=== What the task requires ===
Identify each line below containing the string "Always" and copy it.

=== Dataset entries ===
· · · · · · ·
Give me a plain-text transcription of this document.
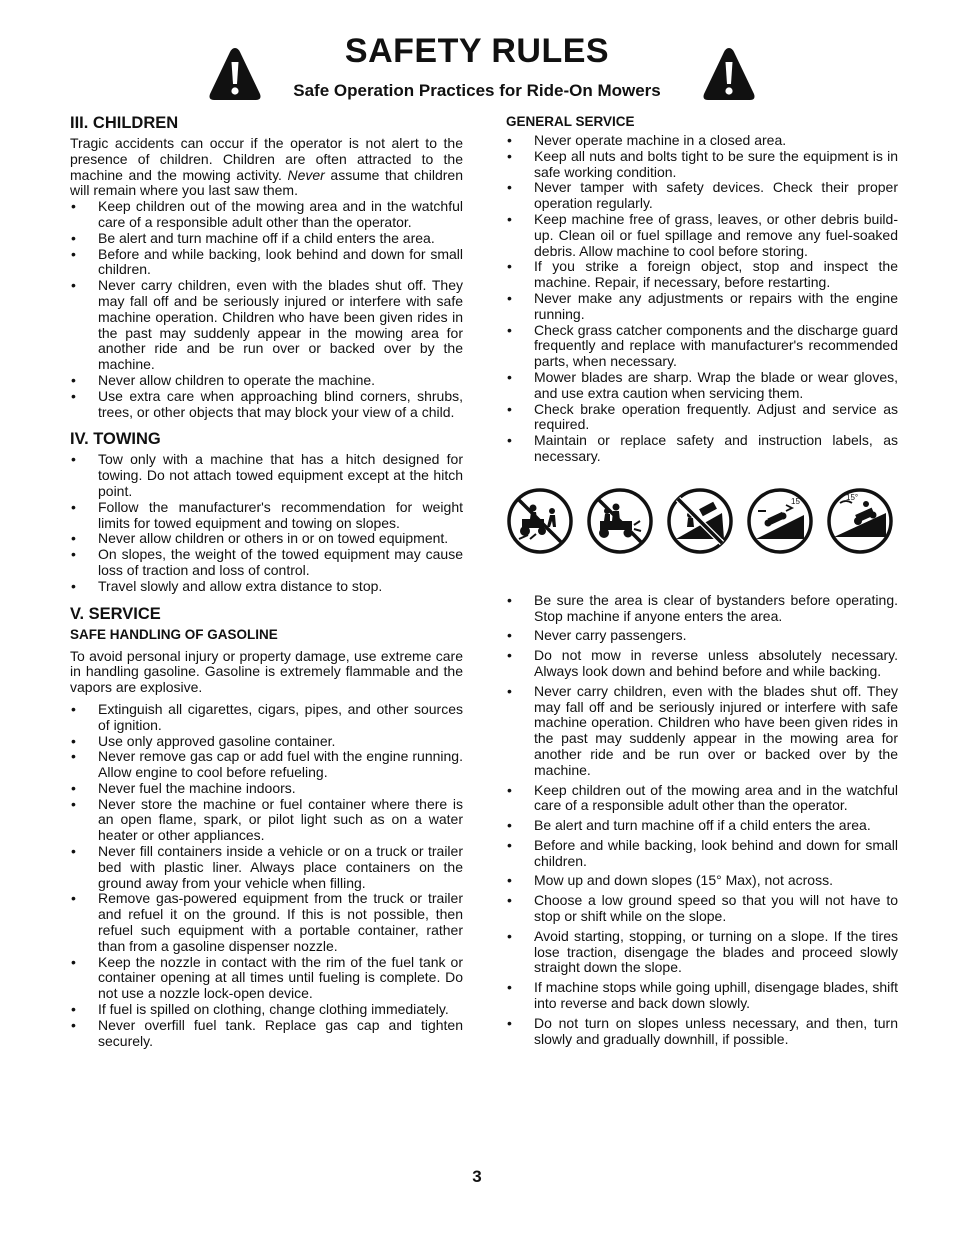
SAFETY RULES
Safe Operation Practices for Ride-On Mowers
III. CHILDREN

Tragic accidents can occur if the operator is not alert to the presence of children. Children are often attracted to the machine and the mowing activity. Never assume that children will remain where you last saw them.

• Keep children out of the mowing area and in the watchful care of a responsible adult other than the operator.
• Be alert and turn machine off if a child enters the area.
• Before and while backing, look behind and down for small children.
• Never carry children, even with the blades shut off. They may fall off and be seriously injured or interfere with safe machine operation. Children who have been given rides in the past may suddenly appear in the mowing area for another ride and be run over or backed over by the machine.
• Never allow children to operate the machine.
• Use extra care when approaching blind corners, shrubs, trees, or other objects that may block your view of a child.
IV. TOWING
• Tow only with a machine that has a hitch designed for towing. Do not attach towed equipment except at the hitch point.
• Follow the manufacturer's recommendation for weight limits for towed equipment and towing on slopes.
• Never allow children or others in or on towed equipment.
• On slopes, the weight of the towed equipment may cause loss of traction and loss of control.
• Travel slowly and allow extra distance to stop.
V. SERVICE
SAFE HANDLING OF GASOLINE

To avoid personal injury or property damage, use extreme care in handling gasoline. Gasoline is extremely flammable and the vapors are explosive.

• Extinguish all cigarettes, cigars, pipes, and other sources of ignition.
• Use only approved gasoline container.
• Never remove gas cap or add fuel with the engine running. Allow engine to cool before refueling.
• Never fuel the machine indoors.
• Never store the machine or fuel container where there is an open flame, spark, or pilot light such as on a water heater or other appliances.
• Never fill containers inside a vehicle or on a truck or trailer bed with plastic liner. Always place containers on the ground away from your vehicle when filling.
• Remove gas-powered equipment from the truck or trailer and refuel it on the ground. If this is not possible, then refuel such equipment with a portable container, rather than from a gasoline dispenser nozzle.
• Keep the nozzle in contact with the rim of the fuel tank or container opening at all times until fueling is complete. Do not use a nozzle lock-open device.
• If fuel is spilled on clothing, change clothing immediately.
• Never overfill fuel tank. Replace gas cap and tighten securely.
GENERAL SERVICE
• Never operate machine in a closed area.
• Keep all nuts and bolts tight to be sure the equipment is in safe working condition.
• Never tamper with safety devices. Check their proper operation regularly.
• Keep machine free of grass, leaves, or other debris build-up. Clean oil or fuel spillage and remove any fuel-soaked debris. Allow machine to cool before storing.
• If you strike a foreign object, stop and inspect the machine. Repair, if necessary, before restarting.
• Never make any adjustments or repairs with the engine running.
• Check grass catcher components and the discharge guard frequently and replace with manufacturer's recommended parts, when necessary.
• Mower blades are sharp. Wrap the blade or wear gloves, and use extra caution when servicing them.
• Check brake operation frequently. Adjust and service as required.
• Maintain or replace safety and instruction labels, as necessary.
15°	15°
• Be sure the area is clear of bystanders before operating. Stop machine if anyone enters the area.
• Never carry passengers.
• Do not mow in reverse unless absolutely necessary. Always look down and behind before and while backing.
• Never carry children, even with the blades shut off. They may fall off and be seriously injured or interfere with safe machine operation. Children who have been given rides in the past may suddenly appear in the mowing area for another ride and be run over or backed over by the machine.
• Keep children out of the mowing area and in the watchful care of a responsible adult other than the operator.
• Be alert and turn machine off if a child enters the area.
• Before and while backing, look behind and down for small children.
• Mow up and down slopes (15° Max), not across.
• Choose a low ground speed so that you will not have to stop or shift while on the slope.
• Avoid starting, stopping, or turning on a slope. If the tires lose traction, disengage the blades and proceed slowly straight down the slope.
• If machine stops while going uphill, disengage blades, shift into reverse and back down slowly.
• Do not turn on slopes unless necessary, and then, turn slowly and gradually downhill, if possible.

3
· · · · · · ·
=== Result of the task ===
• Never fill containers inside a vehicle or on a truck or trailer bed with plastic liner. Always place containers on the ground away from your vehicle when filling.
• Do not mow in reverse unless absolutely necessary. Always look down and behind before and while backing.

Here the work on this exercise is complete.